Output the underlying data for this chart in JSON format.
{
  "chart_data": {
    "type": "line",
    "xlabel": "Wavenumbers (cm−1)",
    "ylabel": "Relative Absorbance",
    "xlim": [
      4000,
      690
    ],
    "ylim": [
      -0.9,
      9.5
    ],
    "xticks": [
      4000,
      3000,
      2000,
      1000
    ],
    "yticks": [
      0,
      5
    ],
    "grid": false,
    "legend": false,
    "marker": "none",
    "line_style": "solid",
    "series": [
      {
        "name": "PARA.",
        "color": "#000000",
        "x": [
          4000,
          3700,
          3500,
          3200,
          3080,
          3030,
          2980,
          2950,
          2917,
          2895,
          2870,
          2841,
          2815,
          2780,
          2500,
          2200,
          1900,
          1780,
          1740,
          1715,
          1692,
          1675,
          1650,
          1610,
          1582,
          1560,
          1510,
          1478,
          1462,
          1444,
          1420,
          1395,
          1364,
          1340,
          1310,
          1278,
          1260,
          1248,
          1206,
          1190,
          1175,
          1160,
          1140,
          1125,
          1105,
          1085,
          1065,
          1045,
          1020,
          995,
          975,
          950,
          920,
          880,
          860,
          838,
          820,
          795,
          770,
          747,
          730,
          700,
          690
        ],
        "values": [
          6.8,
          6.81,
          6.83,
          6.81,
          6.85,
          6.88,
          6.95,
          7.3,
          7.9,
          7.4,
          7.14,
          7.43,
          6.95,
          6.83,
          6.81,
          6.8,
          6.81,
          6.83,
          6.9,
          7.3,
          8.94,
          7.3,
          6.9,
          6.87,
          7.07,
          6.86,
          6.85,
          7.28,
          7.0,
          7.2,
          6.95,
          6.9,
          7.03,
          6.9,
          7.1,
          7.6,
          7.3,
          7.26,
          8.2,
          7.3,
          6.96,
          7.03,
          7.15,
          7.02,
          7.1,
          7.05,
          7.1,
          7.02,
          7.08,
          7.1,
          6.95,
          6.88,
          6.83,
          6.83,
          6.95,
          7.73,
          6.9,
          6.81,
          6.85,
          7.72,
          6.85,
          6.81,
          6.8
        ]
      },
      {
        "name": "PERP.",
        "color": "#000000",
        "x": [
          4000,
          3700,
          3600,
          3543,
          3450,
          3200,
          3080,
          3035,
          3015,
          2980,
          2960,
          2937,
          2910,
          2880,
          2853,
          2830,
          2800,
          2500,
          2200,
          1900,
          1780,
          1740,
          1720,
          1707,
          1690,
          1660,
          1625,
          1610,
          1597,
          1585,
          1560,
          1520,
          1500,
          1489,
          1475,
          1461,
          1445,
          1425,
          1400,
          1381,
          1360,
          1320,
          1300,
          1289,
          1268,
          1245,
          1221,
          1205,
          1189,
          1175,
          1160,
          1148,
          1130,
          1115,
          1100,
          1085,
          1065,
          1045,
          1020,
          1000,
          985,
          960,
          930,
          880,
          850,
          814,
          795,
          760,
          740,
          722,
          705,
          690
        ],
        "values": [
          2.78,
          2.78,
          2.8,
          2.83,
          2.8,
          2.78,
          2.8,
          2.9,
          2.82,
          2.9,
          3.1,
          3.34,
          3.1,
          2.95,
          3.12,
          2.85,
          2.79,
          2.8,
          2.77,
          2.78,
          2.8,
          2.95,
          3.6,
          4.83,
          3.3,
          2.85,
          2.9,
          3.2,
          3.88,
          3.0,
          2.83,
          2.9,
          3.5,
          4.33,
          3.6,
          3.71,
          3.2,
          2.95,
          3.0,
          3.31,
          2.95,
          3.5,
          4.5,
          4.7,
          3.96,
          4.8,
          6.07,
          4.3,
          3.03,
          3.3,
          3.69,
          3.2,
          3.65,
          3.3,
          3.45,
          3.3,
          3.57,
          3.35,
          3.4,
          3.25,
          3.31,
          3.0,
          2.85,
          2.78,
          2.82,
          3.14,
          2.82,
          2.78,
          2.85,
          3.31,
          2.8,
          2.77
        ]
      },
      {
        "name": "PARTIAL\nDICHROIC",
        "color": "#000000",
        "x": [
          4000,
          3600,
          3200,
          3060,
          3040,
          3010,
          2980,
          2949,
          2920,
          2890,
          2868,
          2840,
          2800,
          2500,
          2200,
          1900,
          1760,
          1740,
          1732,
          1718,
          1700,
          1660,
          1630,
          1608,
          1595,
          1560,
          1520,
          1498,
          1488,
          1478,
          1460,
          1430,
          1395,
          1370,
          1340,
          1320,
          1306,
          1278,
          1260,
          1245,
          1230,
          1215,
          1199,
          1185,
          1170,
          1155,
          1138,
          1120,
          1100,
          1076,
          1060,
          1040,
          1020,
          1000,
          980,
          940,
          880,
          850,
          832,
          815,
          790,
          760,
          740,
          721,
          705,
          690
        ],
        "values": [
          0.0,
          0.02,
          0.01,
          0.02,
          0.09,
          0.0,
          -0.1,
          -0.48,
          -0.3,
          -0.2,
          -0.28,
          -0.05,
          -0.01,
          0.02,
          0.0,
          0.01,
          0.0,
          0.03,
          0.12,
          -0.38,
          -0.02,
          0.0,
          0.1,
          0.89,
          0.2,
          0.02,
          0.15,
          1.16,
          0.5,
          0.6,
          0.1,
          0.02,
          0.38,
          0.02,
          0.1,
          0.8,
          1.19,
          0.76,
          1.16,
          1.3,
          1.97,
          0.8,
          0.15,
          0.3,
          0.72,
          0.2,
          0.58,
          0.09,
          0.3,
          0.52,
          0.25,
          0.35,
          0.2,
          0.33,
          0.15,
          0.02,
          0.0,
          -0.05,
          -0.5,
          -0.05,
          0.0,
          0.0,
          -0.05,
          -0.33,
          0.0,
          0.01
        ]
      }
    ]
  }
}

**Short exercise:**
The listing above must be transcribed exactly, line by line.

**Written solution:**
Output the underlying data for this chart in JSON format.
{
  "chart_data": {
    "type": "line",
    "xlabel": "Wavenumbers (cm−1)",
    "ylabel": "Relative Absorbance",
    "xlim": [
      4000,
      690
    ],
    "ylim": [
      -0.9,
      9.5
    ],
    "xticks": [
      4000,
      3000,
      2000,
      1000
    ],
    "yticks": [
      0,
      5
    ],
    "grid": false,
    "legend": false,
    "marker": "none",
    "line_style": "solid",
    "series": [
      {
        "name": "PARA.",
        "color": "#000000",
        "x": [
          4000,
          3700,
          3500,
          3200,
          3080,
          3030,
          2980,
          2950,
          2917,
          2895,
          2870,
          2841,
          2815,
          2780,
          2500,
          2200,
          1900,
          1780,
          1740,
          1715,
          1692,
          1675,
          1650,
          1610,
          1582,
          1560,
          1510,
          1478,
          1462,
          1444,
          1420,
          1395,
          1364,
          1340,
          1310,
          1278,
          1260,
          1248,
          1206,
          1190,
          1175,
          1160,
          1140,
          1125,
          1105,
          1085,
          1065,
          1045,
          1020,
          995,
          975,
          950,
          920,
          880,
          860,
          838,
          820,
          795,
          770,
          747,
          730,
          700,
          690
        ],
        "values": [
          6.8,
          6.81,
          6.83,
          6.81,
          6.85,
          6.88,
          6.95,
          7.3,
          7.9,
          7.4,
          7.14,
          7.43,
          6.95,
          6.83,
          6.81,
          6.8,
          6.81,
          6.83,
          6.9,
          7.3,
          8.94,
          7.3,
          6.9,
          6.87,
          7.07,
          6.86,
          6.85,
          7.28,
          7.0,
          7.2,
          6.95,
          6.9,
          7.03,
          6.9,
          7.1,
          7.6,
          7.3,
          7.26,
          8.2,
          7.3,
          6.96,
          7.03,
          7.15,
          7.02,
          7.1,
          7.05,
          7.1,
          7.02,
          7.08,
          7.1,
          6.95,
          6.88,
          6.83,
          6.83,
          6.95,
          7.73,
          6.9,
          6.81,
          6.85,
          7.72,
          6.85,
          6.81,
          6.8
        ]
      },
      {
        "name": "PERP.",
        "color": "#000000",
        "x": [
          4000,
          3700,
          3600,
          3543,
          3450,
          3200,
          3080,
          3035,
          3015,
          2980,
          2960,
          2937,
          2910,
          2880,
          2853,
          2830,
          2800,
          2500,
          2200,
          1900,
          1780,
          1740,
          1720,
          1707,
          1690,
          1660,
          1625,
          1610,
          1597,
          1585,
          1560,
          1520,
          1500,
          1489,
          1475,
          1461,
          1445,
          1425,
          1400,
          1381,
          1360,
          1320,
          1300,
          1289,
          1268,
          1245,
          1221,
          1205,
          1189,
          1175,
          1160,
          1148,
          1130,
          1115,
          1100,
          1085,
          1065,
          1045,
          1020,
          1000,
          985,
          960,
          930,
          880,
          850,
          814,
          795,
          760,
          740,
          722,
          705,
          690
        ],
        "values": [
          2.78,
          2.78,
          2.8,
          2.83,
          2.8,
          2.78,
          2.8,
          2.9,
          2.82,
          2.9,
          3.1,
          3.34,
          3.1,
          2.95,
          3.12,
          2.85,
          2.79,
          2.8,
          2.77,
          2.78,
          2.8,
          2.95,
          3.6,
          4.83,
          3.3,
          2.85,
          2.9,
          3.2,
          3.88,
          3.0,
          2.83,
          2.9,
          3.5,
          4.33,
          3.6,
          3.71,
          3.2,
          2.95,
          3.0,
          3.31,
          2.95,
          3.5,
          4.5,
          4.7,
          3.96,
          4.8,
          6.07,
          4.3,
          3.03,
          3.3,
          3.69,
          3.2,
          3.65,
          3.3,
          3.45,
          3.3,
          3.57,
          3.35,
          3.4,
          3.25,
          3.31,
          3.0,
          2.85,
          2.78,
          2.82,
          3.14,
          2.82,
          2.78,
          2.85,
          3.31,
          2.8,
          2.77
        ]
      },
      {
        "name": "PARTIAL\nDICHROIC",
        "color": "#000000",
        "x": [
          4000,
          3600,
          3200,
          3060,
          3040,
          3010,
          2980,
          2949,
          2920,
          2890,
          2868,
          2840,
          2800,
          2500,
          2200,
          1900,
          1760,
          1740,
          1732,
          1718,
          1700,
          1660,
          1630,
          1608,
          1595,
          1560,
          1520,
          1498,
          1488,
          1478,
          1460,
          1430,
          1395,
          1370,
          1340,
          1320,
          1306,
          1278,
          1260,
          1245,
          1230,
          1215,
          1199,
          1185,
          1170,
          1155,
          1138,
          1120,
          1100,
          1076,
          1060,
          1040,
          1020,
          1000,
          980,
          940,
          880,
          850,
          832,
          815,
          790,
          760,
          740,
          721,
          705,
          690
        ],
        "values": [
          0.0,
          0.02,
          0.01,
          0.02,
          0.09,
          0.0,
          -0.1,
          -0.48,
          -0.3,
          -0.2,
          -0.28,
          -0.05,
          -0.01,
          0.02,
          0.0,
          0.01,
          0.0,
          0.03,
          0.12,
          -0.38,
          -0.02,
          0.0,
          0.1,
          0.89,
          0.2,
          0.02,
          0.15,
          1.16,
          0.5,
          0.6,
          0.1,
          0.02,
          0.38,
          0.02,
          0.1,
          0.8,
          1.19,
          0.76,
          1.16,
          1.3,
          1.97,
          0.8,
          0.15,
          0.3,
          0.72,
          0.2,
          0.58,
          0.09,
          0.3,
          0.52,
          0.25,
          0.35,
          0.2,
          0.33,
          0.15,
          0.02,
          0.0,
          -0.05,
          -0.5,
          -0.05,
          0.0,
          0.0,
          -0.05,
          -0.33,
          0.0,
          0.01
        ]
      }
    ]
  }
}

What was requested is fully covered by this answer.